▶ Work required: Repeat each line word for word.

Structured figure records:

++++++++++++++++++++

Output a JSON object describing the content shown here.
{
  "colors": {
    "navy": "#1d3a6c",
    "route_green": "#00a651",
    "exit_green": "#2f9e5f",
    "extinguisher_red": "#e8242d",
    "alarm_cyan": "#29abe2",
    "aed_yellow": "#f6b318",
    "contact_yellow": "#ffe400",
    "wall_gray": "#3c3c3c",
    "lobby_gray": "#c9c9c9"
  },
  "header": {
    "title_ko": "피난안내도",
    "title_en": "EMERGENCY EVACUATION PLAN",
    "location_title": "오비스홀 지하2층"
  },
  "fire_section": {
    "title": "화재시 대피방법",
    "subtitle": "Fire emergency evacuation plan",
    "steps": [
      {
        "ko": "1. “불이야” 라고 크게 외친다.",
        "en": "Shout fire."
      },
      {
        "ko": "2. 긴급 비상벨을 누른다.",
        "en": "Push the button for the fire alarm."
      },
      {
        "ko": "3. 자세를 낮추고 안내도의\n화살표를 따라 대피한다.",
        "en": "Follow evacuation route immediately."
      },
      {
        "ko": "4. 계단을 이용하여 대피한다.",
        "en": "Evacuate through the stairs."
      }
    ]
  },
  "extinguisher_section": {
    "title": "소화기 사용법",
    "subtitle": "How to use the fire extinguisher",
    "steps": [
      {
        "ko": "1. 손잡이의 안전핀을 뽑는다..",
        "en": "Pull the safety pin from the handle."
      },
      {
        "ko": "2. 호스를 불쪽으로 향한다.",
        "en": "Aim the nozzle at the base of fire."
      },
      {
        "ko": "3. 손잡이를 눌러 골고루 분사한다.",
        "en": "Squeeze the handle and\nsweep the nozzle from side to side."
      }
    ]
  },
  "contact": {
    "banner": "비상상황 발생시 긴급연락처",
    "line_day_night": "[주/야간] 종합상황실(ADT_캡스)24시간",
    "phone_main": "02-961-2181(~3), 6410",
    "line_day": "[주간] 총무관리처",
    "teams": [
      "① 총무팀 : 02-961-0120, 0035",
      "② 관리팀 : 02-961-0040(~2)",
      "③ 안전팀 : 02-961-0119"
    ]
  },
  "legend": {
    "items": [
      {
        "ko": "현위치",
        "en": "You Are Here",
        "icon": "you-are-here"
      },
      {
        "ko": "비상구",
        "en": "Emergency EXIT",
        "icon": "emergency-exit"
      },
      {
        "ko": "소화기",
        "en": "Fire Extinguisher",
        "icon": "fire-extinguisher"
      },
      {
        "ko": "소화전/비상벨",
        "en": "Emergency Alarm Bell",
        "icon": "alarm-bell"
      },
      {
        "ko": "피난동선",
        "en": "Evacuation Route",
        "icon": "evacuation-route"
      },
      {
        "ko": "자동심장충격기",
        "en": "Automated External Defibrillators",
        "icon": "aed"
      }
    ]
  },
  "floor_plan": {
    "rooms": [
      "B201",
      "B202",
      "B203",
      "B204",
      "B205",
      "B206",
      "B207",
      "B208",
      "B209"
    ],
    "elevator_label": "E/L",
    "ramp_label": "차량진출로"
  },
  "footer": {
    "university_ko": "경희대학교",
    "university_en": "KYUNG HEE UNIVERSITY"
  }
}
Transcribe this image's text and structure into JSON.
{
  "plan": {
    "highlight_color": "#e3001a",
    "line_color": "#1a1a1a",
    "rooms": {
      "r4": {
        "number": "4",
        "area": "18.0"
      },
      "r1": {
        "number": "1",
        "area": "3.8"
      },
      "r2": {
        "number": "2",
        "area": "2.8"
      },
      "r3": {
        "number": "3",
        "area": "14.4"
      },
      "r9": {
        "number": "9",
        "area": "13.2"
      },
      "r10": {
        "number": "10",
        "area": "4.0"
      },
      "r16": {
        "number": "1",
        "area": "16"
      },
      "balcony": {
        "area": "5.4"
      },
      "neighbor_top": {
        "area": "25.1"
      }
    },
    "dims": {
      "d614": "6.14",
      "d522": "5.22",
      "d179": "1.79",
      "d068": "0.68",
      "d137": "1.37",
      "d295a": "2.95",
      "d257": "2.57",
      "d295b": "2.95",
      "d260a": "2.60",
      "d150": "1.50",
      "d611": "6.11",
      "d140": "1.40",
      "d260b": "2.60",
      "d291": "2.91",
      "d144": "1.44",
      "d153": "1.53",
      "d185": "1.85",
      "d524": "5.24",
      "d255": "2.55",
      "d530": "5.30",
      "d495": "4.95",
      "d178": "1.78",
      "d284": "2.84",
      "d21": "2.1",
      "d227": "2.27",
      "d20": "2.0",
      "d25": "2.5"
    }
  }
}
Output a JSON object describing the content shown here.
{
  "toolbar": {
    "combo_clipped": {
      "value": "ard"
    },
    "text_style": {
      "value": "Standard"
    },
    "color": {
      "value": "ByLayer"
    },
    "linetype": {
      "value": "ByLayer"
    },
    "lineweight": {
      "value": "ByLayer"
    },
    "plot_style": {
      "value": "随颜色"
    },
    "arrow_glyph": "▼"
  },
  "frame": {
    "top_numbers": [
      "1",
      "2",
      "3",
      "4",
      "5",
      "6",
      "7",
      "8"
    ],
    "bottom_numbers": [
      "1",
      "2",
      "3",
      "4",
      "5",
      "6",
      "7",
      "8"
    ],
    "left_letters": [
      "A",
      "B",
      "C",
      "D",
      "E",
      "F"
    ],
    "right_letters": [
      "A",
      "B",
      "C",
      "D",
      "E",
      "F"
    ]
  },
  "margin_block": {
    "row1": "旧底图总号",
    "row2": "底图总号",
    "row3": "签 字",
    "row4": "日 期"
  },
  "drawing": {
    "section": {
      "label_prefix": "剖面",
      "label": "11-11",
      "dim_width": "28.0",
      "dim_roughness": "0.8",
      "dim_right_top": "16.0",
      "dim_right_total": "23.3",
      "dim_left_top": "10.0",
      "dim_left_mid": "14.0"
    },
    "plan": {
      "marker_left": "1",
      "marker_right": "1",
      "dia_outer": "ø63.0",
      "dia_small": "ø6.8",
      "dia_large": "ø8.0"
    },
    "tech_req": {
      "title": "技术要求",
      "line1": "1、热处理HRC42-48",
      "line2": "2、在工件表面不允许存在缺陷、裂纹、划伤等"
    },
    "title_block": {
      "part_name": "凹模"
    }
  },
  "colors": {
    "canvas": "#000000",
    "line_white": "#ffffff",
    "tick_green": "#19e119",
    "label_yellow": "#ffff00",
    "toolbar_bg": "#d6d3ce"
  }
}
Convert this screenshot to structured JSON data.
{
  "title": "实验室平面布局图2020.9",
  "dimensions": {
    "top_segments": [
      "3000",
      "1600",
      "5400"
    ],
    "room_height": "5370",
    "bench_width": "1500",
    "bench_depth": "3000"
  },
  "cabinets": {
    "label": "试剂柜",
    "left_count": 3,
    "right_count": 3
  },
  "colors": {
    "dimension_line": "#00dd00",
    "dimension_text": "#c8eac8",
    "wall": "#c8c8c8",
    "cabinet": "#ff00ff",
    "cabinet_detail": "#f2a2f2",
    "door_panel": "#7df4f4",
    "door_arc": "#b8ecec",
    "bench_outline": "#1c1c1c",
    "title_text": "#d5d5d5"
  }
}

++++++++++++++++++++

▶ The output:
Output a JSON object describing the content shown here.
{
  "colors": {
    "navy": "#1d3a6c",
    "route_green": "#00a651",
    "exit_green": "#2f9e5f",
    "extinguisher_red": "#e8242d",
    "alarm_cyan": "#29abe2",
    "aed_yellow": "#f6b318",
    "contact_yellow": "#ffe400",
    "wall_gray": "#3c3c3c",
    "lobby_gray": "#c9c9c9"
  },
  "header": {
    "title_ko": "피난안내도",
    "title_en": "EMERGENCY EVACUATION PLAN",
    "location_title": "오비스홀 지하2층"
  },
  "fire_section": {
    "title": "화재시 대피방법",
    "subtitle": "Fire emergency evacuation plan",
    "steps": [
      {
        "ko": "1. “불이야” 라고 크게 외친다.",
        "en": "Shout fire."
      },
      {
        "ko": "2. 긴급 비상벨을 누른다.",
        "en": "Push the button for the fire alarm."
      },
      {
        "ko": "3. 자세를 낮추고 안내도의\n화살표를 따라 대피한다.",
        "en": "Follow evacuation route immediately."
      },
      {
        "ko": "4. 계단을 이용하여 대피한다.",
        "en": "Evacuate through the stairs."
      }
    ]
  },
  "extinguisher_section": {
    "title": "소화기 사용법",
    "subtitle": "How to use the fire extinguisher",
    "steps": [
      {
        "ko": "1. 손잡이의 안전핀을 뽑는다..",
        "en": "Pull the safety pin from the handle."
      },
      {
        "ko": "2. 호스를 불쪽으로 향한다.",
        "en": "Aim the nozzle at the base of fire."
      },
      {
        "ko": "3. 손잡이를 눌러 골고루 분사한다.",
        "en": "Squeeze the handle and\nsweep the nozzle from side to side."
      }
    ]
  },
  "contact": {
    "banner": "비상상황 발생시 긴급연락처",
    "line_day_night": "[주/야간] 종합상황실(ADT_캡스)24시간",
    "phone_main": "02-961-2181(~3), 6410",
    "line_day": "[주간] 총무관리처",
    "teams": [
      "① 총무팀 : 02-961-0120, 0035",
      "② 관리팀 : 02-961-0040(~2)",
      "③ 안전팀 : 02-961-0119"
    ]
  },
  "legend": {
    "items": [
      {
        "ko": "현위치",
        "en": "You Are Here",
        "icon": "you-are-here"
      },
      {
        "ko": "비상구",
        "en": "Emergency EXIT",
        "icon": "emergency-exit"
      },
      {
        "ko": "소화기",
        "en": "Fire Extinguisher",
        "icon": "fire-extinguisher"
      },
      {
        "ko": "소화전/비상벨",
        "en": "Emergency Alarm Bell",
        "icon": "alarm-bell"
      },
      {
        "ko": "피난동선",
        "en": "Evacuation Route",
        "icon": "evacuation-route"
      },
      {
        "ko": "자동심장충격기",
        "en": "Automated External Defibrillators",
        "icon": "aed"
      }
    ]
  },
  "floor_plan": {
    "rooms": [
      "B201",
      "B202",
      "B203",
      "B204",
      "B205",
      "B206",
      "B207",
      "B208",
      "B209"
    ],
    "elevator_label": "E/L",
    "ramp_label": "차량진출로"
  },
  "footer": {
    "university_ko": "경희대학교",
    "university_en": "KYUNG HEE UNIVERSITY"
  }
}
Transcribe this image's text and structure into JSON.
{
  "plan": {
    "highlight_color": "#e3001a",
    "line_color": "#1a1a1a",
    "rooms": {
      "r4": {
        "number": "4",
        "area": "18.0"
      },
      "r1": {
        "number": "1",
        "area": "3.8"
      },
      "r2": {
        "number": "2",
        "area": "2.8"
      },
      "r3": {
        "number": "3",
        "area": "14.4"
      },
      "r9": {
        "number": "9",
        "area": "13.2"
      },
      "r10": {
        "number": "10",
        "area": "4.0"
      },
      "r16": {
        "number": "1",
        "area": "16"
      },
      "balcony": {
        "area": "5.4"
      },
      "neighbor_top": {
        "area": "25.1"
      }
    },
    "dims": {
      "d614": "6.14",
      "d522": "5.22",
      "d179": "1.79",
      "d068": "0.68",
      "d137": "1.37",
      "d295a": "2.95",
      "d257": "2.57",
      "d295b": "2.95",
      "d260a": "2.60",
      "d150": "1.50",
      "d611": "6.11",
      "d140": "1.40",
      "d260b": "2.60",
      "d291": "2.91",
      "d144": "1.44",
      "d153": "1.53",
      "d185": "1.85",
      "d524": "5.24",
      "d255": "2.55",
      "d530": "5.30",
      "d495": "4.95",
      "d178": "1.78",
      "d284": "2.84",
      "d21": "2.1",
      "d227": "2.27",
      "d20": "2.0",
      "d25": "2.5"
    }
  }
}
Output a JSON object describing the content shown here.
{
  "toolbar": {
    "combo_clipped": {
      "value": "ard"
    },
    "text_style": {
      "value": "Standard"
    },
    "color": {
      "value": "ByLayer"
    },
    "linetype": {
      "value": "ByLayer"
    },
    "lineweight": {
      "value": "ByLayer"
    },
    "plot_style": {
      "value": "随颜色"
    },
    "arrow_glyph": "▼"
  },
  "frame": {
    "top_numbers": [
      "1",
      "2",
      "3",
      "4",
      "5",
      "6",
      "7",
      "8"
    ],
    "bottom_numbers": [
      "1",
      "2",
      "3",
      "4",
      "5",
      "6",
      "7",
      "8"
    ],
    "left_letters": [
      "A",
      "B",
      "C",
      "D",
      "E",
      "F"
    ],
    "right_letters": [
      "A",
      "B",
      "C",
      "D",
      "E",
      "F"
    ]
  },
  "margin_block": {
    "row1": "旧底图总号",
    "row2": "底图总号",
    "row3": "签 字",
    "row4": "日 期"
  },
  "drawing": {
    "section": {
      "label_prefix": "剖面",
      "label": "11-11",
      "dim_width": "28.0",
      "dim_roughness": "0.8",
      "dim_right_top": "16.0",
      "dim_right_total": "23.3",
      "dim_left_top": "10.0",
      "dim_left_mid": "14.0"
    },
    "plan": {
      "marker_left": "1",
      "marker_right": "1",
      "dia_outer": "ø63.0",
      "dia_small": "ø6.8",
      "dia_large": "ø8.0"
    },
    "tech_req": {
      "title": "技术要求",
      "line1": "1、热处理HRC42-48",
      "line2": "2、在工件表面不允许存在缺陷、裂纹、划伤等"
    },
    "title_block": {
      "part_name": "凹模"
    }
  },
  "colors": {
    "canvas": "#000000",
    "line_white": "#ffffff",
    "tick_green": "#19e119",
    "label_yellow": "#ffff00",
    "toolbar_bg": "#d6d3ce"
  }
}
Convert this screenshot to structured JSON data.
{
  "title": "实验室平面布局图2020.9",
  "dimensions": {
    "top_segments": [
      "3000",
      "1600",
      "5400"
    ],
    "room_height": "5370",
    "bench_width": "1500",
    "bench_depth": "3000"
  },
  "cabinets": {
    "label": "试剂柜",
    "left_count": 3,
    "right_count": 3
  },
  "colors": {
    "dimension_line": "#00dd00",
    "dimension_text": "#c8eac8",
    "wall": "#c8c8c8",
    "cabinet": "#ff00ff",
    "cabinet_detail": "#f2a2f2",
    "door_panel": "#7df4f4",
    "door_arc": "#b8ecec",
    "bench_outline": "#1c1c1c",
    "title_text": "#d5d5d5"
  }
}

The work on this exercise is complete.